> Your instructions:
Drop the pictures from the entries below, then reproduce the rest exactly.
□ □ □ □
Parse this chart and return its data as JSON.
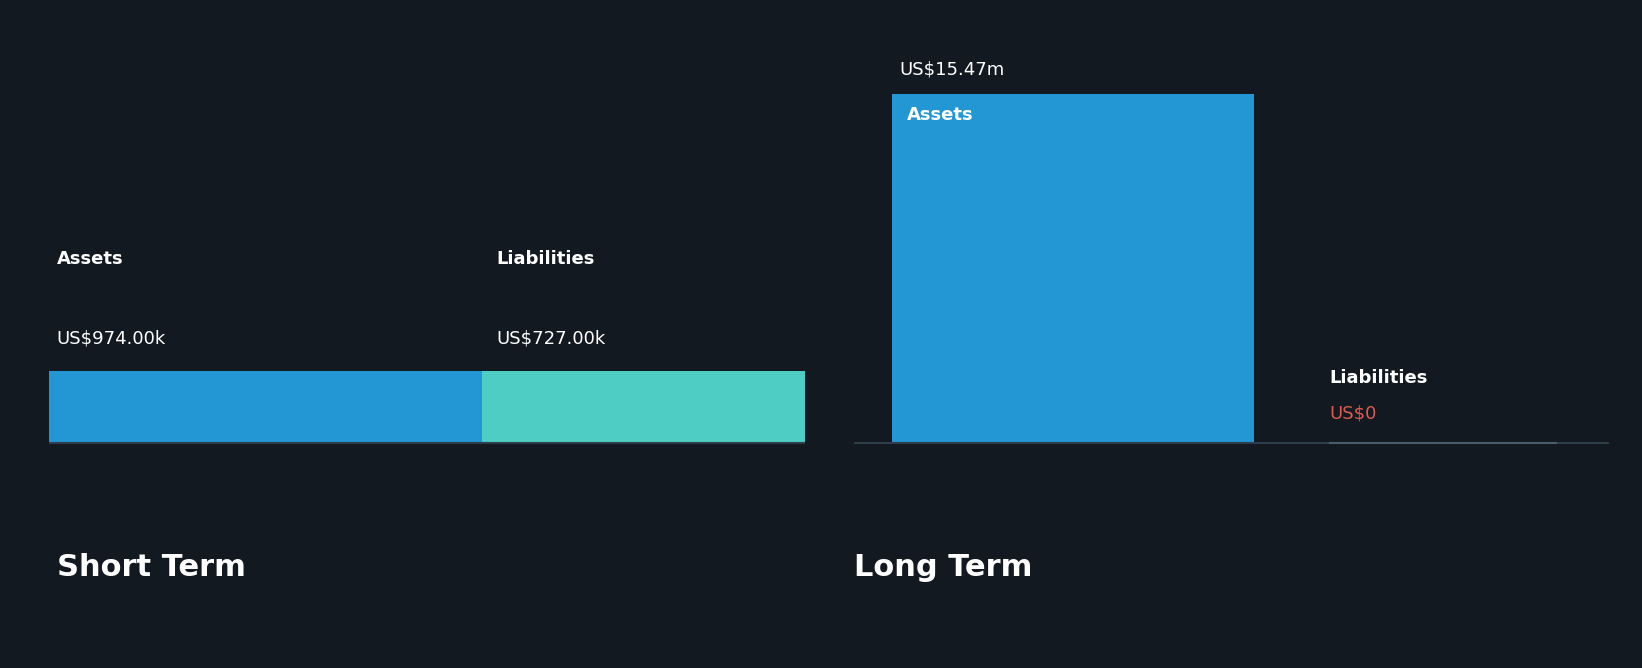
{
  "background_color": "#131920",
  "short_term": {
    "assets_value": 974000,
    "liabilities_value": 727000,
    "assets_label": "Assets",
    "liabilities_label": "Liabilities",
    "assets_display": "US$974.00k",
    "liabilities_display": "US$727.00k",
    "assets_color": "#2396d4",
    "liabilities_color": "#4ecdc4",
    "section_label": "Short Term"
  },
  "long_term": {
    "assets_value": 15470000,
    "liabilities_value": 0,
    "assets_label": "Assets",
    "liabilities_label": "Liabilities",
    "assets_display": "US$15.47m",
    "liabilities_display": "US$0",
    "assets_color": "#2396d4",
    "liabilities_color_text": "#e05a4e",
    "section_label": "Long Term"
  },
  "label_fontsize": 13,
  "value_fontsize": 13,
  "section_fontsize": 22,
  "text_color": "#ffffff",
  "baseline_color": "#2e3d4a"
}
□ □ □ □
> The solution:
Parse this chart and return its data as JSON.
{
  "background_color": "#131920",
  "short_term": {
    "assets_value": 974000,
    "liabilities_value": 727000,
    "assets_label": "Assets",
    "liabilities_label": "Liabilities",
    "assets_display": "US$974.00k",
    "liabilities_display": "US$727.00k",
    "assets_color": "#2396d4",
    "liabilities_color": "#4ecdc4",
    "section_label": "Short Term"
  },
  "long_term": {
    "assets_value": 15470000,
    "liabilities_value": 0,
    "assets_label": "Assets",
    "liabilities_label": "Liabilities",
    "assets_display": "US$15.47m",
    "liabilities_display": "US$0",
    "assets_color": "#2396d4",
    "liabilities_color_text": "#e05a4e",
    "section_label": "Long Term"
  },
  "label_fontsize": 13,
  "value_fontsize": 13,
  "section_fontsize": 22,
  "text_color": "#ffffff",
  "baseline_color": "#2e3d4a"
}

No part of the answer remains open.